## WRITTEN TASK:
Gather all lines with the word "红外辐射" in them.

* * *

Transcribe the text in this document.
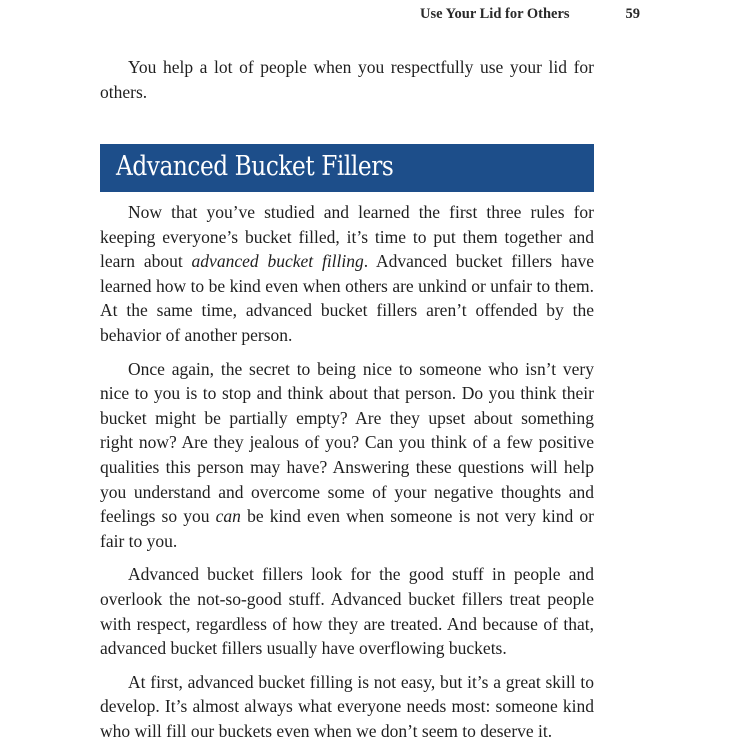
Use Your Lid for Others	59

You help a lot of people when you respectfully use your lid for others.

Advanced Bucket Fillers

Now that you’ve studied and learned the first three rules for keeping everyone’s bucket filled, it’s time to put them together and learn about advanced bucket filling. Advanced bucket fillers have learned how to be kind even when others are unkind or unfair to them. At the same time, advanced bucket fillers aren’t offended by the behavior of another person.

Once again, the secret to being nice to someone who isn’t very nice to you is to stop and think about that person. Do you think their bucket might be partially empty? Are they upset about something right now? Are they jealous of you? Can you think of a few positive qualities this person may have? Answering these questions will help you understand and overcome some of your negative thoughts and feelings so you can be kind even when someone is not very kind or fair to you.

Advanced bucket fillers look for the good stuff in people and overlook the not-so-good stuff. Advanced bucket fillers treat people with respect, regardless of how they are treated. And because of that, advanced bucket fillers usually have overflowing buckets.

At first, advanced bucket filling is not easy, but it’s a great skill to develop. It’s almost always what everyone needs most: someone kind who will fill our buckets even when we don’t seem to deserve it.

* * *

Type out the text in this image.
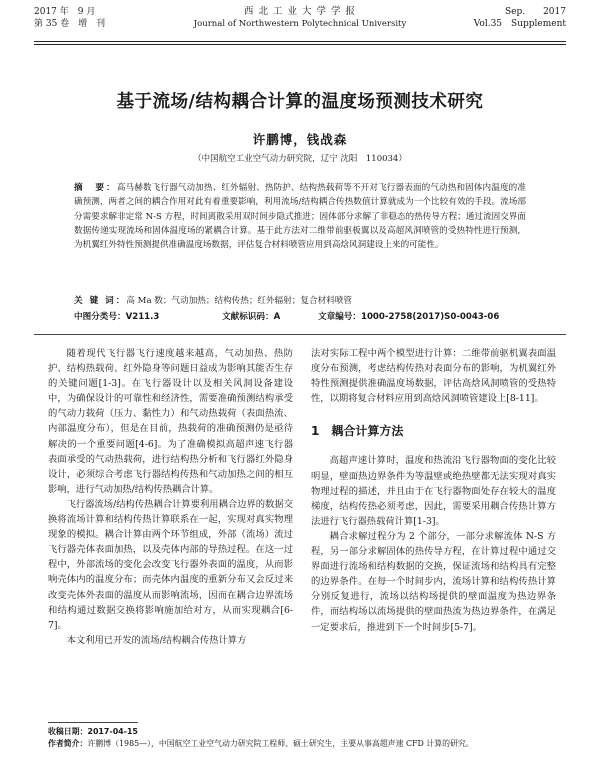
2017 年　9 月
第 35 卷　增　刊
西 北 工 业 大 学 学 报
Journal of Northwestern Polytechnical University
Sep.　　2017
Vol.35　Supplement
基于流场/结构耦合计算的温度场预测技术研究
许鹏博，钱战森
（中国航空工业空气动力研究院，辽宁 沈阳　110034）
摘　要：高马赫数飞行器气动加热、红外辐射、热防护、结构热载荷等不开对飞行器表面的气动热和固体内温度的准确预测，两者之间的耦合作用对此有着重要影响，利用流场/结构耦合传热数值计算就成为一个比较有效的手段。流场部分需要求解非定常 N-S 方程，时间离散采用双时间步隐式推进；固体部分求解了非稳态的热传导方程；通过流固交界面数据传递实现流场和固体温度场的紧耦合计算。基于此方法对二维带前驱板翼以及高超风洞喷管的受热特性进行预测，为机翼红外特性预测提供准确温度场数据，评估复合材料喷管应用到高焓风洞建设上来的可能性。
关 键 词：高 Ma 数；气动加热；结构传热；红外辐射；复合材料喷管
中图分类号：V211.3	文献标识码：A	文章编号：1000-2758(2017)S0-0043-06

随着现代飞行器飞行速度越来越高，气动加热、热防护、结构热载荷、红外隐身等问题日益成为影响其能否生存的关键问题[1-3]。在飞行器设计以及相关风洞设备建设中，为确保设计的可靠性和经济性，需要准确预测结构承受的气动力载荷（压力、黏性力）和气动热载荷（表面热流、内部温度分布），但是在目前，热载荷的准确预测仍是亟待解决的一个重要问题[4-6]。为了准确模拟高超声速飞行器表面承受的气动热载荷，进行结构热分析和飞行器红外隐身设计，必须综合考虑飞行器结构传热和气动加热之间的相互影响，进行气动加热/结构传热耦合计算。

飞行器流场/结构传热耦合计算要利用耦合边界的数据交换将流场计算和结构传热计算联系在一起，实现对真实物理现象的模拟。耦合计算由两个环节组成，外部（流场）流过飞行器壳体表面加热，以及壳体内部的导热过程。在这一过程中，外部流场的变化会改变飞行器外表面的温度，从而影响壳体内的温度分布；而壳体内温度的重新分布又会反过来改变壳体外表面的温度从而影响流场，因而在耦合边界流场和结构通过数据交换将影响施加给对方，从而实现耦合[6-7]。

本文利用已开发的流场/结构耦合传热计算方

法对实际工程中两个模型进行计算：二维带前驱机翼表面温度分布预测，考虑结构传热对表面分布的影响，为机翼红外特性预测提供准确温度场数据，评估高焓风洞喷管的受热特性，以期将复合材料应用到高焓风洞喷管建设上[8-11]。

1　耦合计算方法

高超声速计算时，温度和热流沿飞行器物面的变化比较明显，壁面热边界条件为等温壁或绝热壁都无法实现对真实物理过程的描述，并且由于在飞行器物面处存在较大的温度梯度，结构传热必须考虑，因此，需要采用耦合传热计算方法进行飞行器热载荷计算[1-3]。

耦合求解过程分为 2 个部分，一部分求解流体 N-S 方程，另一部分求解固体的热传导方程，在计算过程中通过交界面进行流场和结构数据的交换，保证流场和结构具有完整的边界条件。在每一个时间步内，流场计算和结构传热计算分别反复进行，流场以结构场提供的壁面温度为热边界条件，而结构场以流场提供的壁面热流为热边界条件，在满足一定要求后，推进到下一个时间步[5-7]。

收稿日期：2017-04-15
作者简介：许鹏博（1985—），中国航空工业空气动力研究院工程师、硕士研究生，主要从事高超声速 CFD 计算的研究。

* * *

## EXERCISE OUTPUT:
摘　要：高马赫数飞行器气动加热、红外辐射、热防护、结构热载荷等不开对飞行器表面的气动热和固体内温度的准确预测，两者之间的耦合作用对此有着重要影响，利用流场/结构耦合传热数值计算就成为一个比较有效的手段。流场部分需要求解非定常 N-S 方程，时间离散采用双时间步隐式推进；固体部分求解了非稳态的热传导方程；通过流固交界面数据传递实现流场和固体温度场的紧耦合计算。基于此方法对二维带前驱板翼以及高超风洞喷管的受热特性进行预测，为机翼红外特性预测提供准确温度场数据，评估复合材料喷管应用到高焓风洞建设上来的可能性。
关 键 词：高 Ma 数；气动加热；结构传热；红外辐射；复合材料喷管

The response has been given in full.